> DATA IN THIS EXERCISE
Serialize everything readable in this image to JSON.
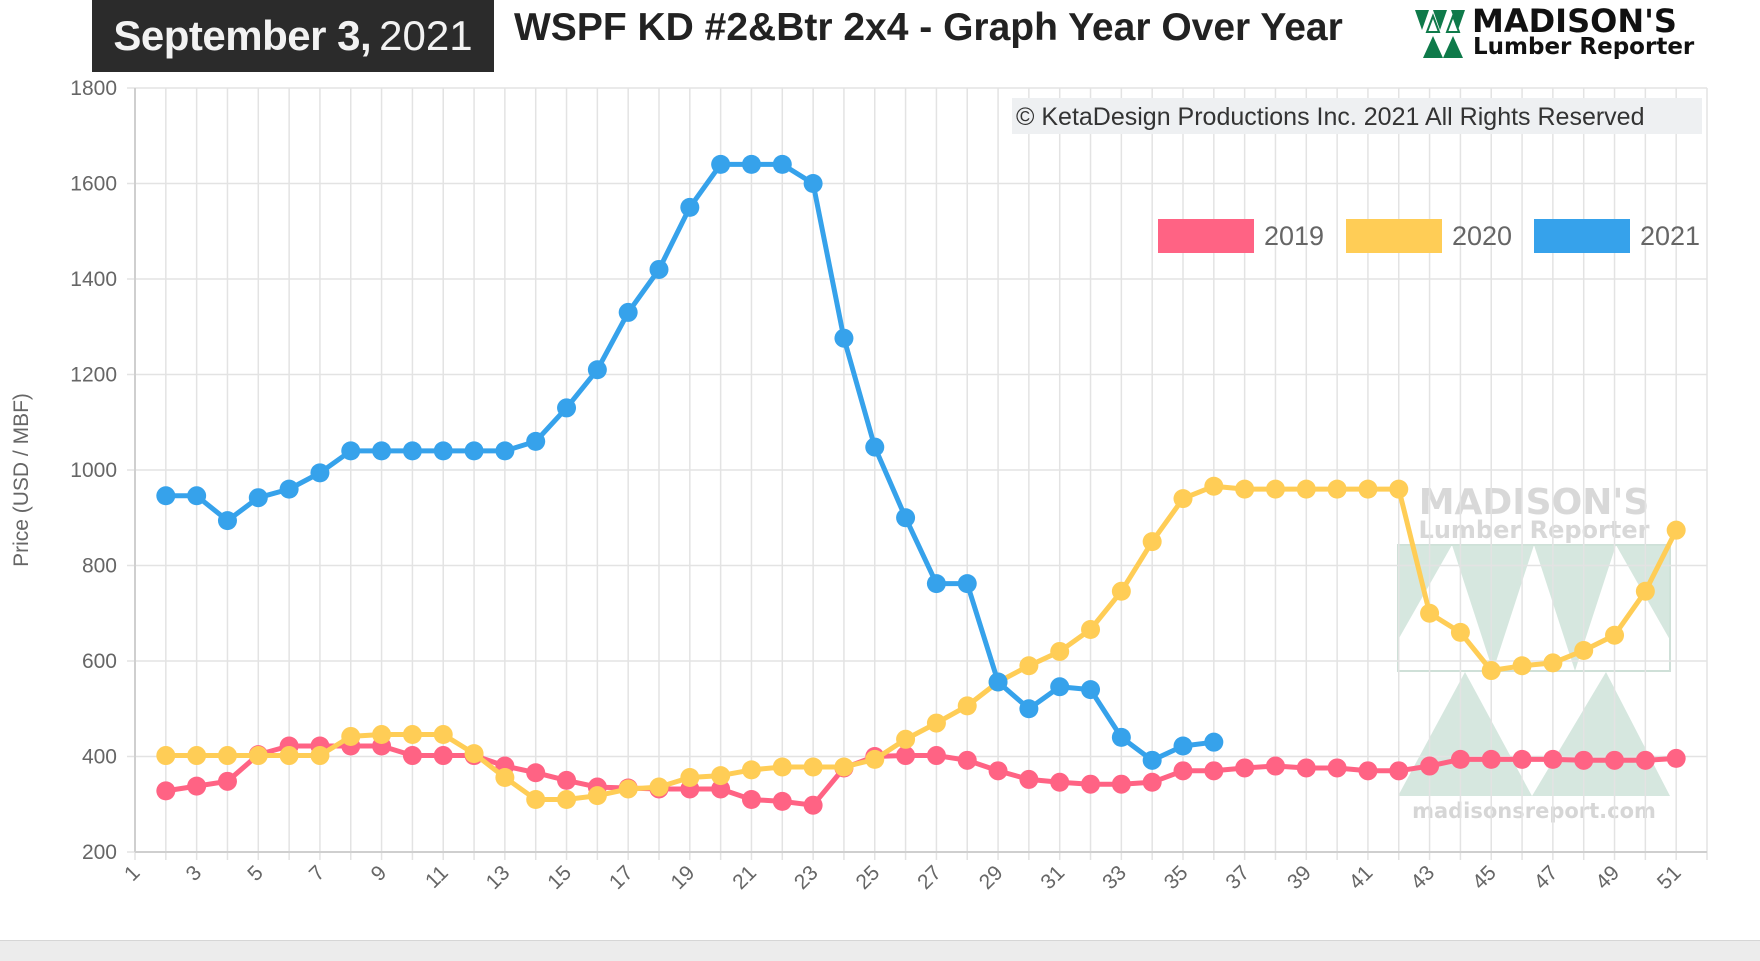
{
  "header": {
    "date_bold": "September 3,",
    "date_year": "2021",
    "title": "WSPF KD #2&Btr 2x4 - Graph Year Over Year",
    "logo_line1": "MADISON'S",
    "logo_line2": "Lumber Reporter"
  },
  "copyright": "© KetaDesign Productions Inc. 2021 All Rights Reserved",
  "watermark": {
    "line1": "MADISON'S",
    "line2": "Lumber Reporter",
    "url": "madisonsreport.com"
  },
  "colors": {
    "s2019": "#ff6384",
    "s2020": "#ffcd56",
    "s2021": "#36a2eb",
    "logo_green": "#0f7a4a"
  },
  "chart_data": {
    "type": "line",
    "title": "WSPF KD #2&Btr 2x4 - Graph Year Over Year",
    "ylabel": "Price (USD / MBF)",
    "xlabel": "",
    "ylim": [
      200,
      1800
    ],
    "xlim": [
      1,
      52
    ],
    "yticks": [
      200,
      400,
      600,
      800,
      1000,
      1200,
      1400,
      1600,
      1800
    ],
    "xticks": [
      1,
      3,
      5,
      7,
      9,
      11,
      13,
      15,
      17,
      19,
      21,
      23,
      25,
      27,
      29,
      31,
      33,
      35,
      37,
      39,
      41,
      43,
      45,
      47,
      49,
      51
    ],
    "grid": true,
    "legend": "top-right",
    "series": [
      {
        "name": "2019",
        "x": [
          2,
          3,
          4,
          5,
          6,
          7,
          8,
          9,
          10,
          11,
          12,
          13,
          14,
          15,
          16,
          17,
          18,
          19,
          20,
          21,
          22,
          23,
          24,
          25,
          26,
          27,
          28,
          29,
          30,
          31,
          32,
          33,
          34,
          35,
          36,
          37,
          38,
          39,
          40,
          41,
          42,
          43,
          44,
          45,
          46,
          47,
          48,
          49,
          50,
          51
        ],
        "values": [
          328,
          338,
          348,
          404,
          422,
          422,
          422,
          422,
          402,
          402,
          402,
          380,
          366,
          350,
          336,
          334,
          332,
          332,
          332,
          310,
          306,
          298,
          376,
          400,
          402,
          402,
          392,
          370,
          352,
          346,
          342,
          342,
          346,
          370,
          370,
          376,
          380,
          376,
          376,
          370,
          370,
          380,
          394,
          394,
          394,
          394,
          392,
          392,
          392,
          396
        ]
      },
      {
        "name": "2020",
        "x": [
          2,
          3,
          4,
          5,
          6,
          7,
          8,
          9,
          10,
          11,
          12,
          13,
          14,
          15,
          16,
          17,
          18,
          19,
          20,
          21,
          22,
          23,
          24,
          25,
          26,
          27,
          28,
          29,
          30,
          31,
          32,
          33,
          34,
          35,
          36,
          37,
          38,
          39,
          40,
          41,
          42,
          43,
          44,
          45,
          46,
          47,
          48,
          49,
          50,
          51
        ],
        "values": [
          402,
          402,
          402,
          402,
          402,
          402,
          442,
          446,
          446,
          446,
          406,
          356,
          310,
          310,
          318,
          332,
          336,
          356,
          360,
          372,
          378,
          378,
          378,
          394,
          436,
          470,
          506,
          556,
          590,
          620,
          666,
          746,
          850,
          940,
          966,
          960,
          960,
          960,
          960,
          960,
          960,
          700,
          660,
          580,
          590,
          596,
          622,
          654,
          746,
          874
        ]
      },
      {
        "name": "2021",
        "x": [
          2,
          3,
          4,
          5,
          6,
          7,
          8,
          9,
          10,
          11,
          12,
          13,
          14,
          15,
          16,
          17,
          18,
          19,
          20,
          21,
          22,
          23,
          24,
          25,
          26,
          27,
          28,
          29,
          30,
          31,
          32,
          33,
          34,
          35,
          36
        ],
        "values": [
          946,
          946,
          894,
          942,
          960,
          994,
          1040,
          1040,
          1040,
          1040,
          1040,
          1040,
          1060,
          1130,
          1210,
          1330,
          1420,
          1550,
          1640,
          1640,
          1640,
          1600,
          1276,
          1048,
          900,
          762,
          762,
          556,
          500,
          546,
          540,
          440,
          392,
          422,
          430
        ]
      }
    ]
  }
}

> JOB
Write out the data precisely as given, excluding the pictures.

> COMPLETED TASK
Serialize everything readable in this image to JSON.
{
  "header": {
    "date_bold": "September 3,",
    "date_year": "2021",
    "title": "WSPF KD #2&Btr 2x4 - Graph Year Over Year",
    "logo_line1": "MADISON'S",
    "logo_line2": "Lumber Reporter"
  },
  "copyright": "© KetaDesign Productions Inc. 2021 All Rights Reserved",
  "watermark": {
    "line1": "MADISON'S",
    "line2": "Lumber Reporter",
    "url": "madisonsreport.com"
  },
  "colors": {
    "s2019": "#ff6384",
    "s2020": "#ffcd56",
    "s2021": "#36a2eb",
    "logo_green": "#0f7a4a"
  },
  "chart_data": {
    "type": "line",
    "title": "WSPF KD #2&Btr 2x4 - Graph Year Over Year",
    "ylabel": "Price (USD / MBF)",
    "xlabel": "",
    "ylim": [
      200,
      1800
    ],
    "xlim": [
      1,
      52
    ],
    "yticks": [
      200,
      400,
      600,
      800,
      1000,
      1200,
      1400,
      1600,
      1800
    ],
    "xticks": [
      1,
      3,
      5,
      7,
      9,
      11,
      13,
      15,
      17,
      19,
      21,
      23,
      25,
      27,
      29,
      31,
      33,
      35,
      37,
      39,
      41,
      43,
      45,
      47,
      49,
      51
    ],
    "grid": true,
    "legend": "top-right",
    "series": [
      {
        "name": "2019",
        "x": [
          2,
          3,
          4,
          5,
          6,
          7,
          8,
          9,
          10,
          11,
          12,
          13,
          14,
          15,
          16,
          17,
          18,
          19,
          20,
          21,
          22,
          23,
          24,
          25,
          26,
          27,
          28,
          29,
          30,
          31,
          32,
          33,
          34,
          35,
          36,
          37,
          38,
          39,
          40,
          41,
          42,
          43,
          44,
          45,
          46,
          47,
          48,
          49,
          50,
          51
        ],
        "values": [
          328,
          338,
          348,
          404,
          422,
          422,
          422,
          422,
          402,
          402,
          402,
          380,
          366,
          350,
          336,
          334,
          332,
          332,
          332,
          310,
          306,
          298,
          376,
          400,
          402,
          402,
          392,
          370,
          352,
          346,
          342,
          342,
          346,
          370,
          370,
          376,
          380,
          376,
          376,
          370,
          370,
          380,
          394,
          394,
          394,
          394,
          392,
          392,
          392,
          396
        ]
      },
      {
        "name": "2020",
        "x": [
          2,
          3,
          4,
          5,
          6,
          7,
          8,
          9,
          10,
          11,
          12,
          13,
          14,
          15,
          16,
          17,
          18,
          19,
          20,
          21,
          22,
          23,
          24,
          25,
          26,
          27,
          28,
          29,
          30,
          31,
          32,
          33,
          34,
          35,
          36,
          37,
          38,
          39,
          40,
          41,
          42,
          43,
          44,
          45,
          46,
          47,
          48,
          49,
          50,
          51
        ],
        "values": [
          402,
          402,
          402,
          402,
          402,
          402,
          442,
          446,
          446,
          446,
          406,
          356,
          310,
          310,
          318,
          332,
          336,
          356,
          360,
          372,
          378,
          378,
          378,
          394,
          436,
          470,
          506,
          556,
          590,
          620,
          666,
          746,
          850,
          940,
          966,
          960,
          960,
          960,
          960,
          960,
          960,
          700,
          660,
          580,
          590,
          596,
          622,
          654,
          746,
          874
        ]
      },
      {
        "name": "2021",
        "x": [
          2,
          3,
          4,
          5,
          6,
          7,
          8,
          9,
          10,
          11,
          12,
          13,
          14,
          15,
          16,
          17,
          18,
          19,
          20,
          21,
          22,
          23,
          24,
          25,
          26,
          27,
          28,
          29,
          30,
          31,
          32,
          33,
          34,
          35,
          36
        ],
        "values": [
          946,
          946,
          894,
          942,
          960,
          994,
          1040,
          1040,
          1040,
          1040,
          1040,
          1040,
          1060,
          1130,
          1210,
          1330,
          1420,
          1550,
          1640,
          1640,
          1640,
          1600,
          1276,
          1048,
          900,
          762,
          762,
          556,
          500,
          546,
          540,
          440,
          392,
          422,
          430
        ]
      }
    ]
  }
}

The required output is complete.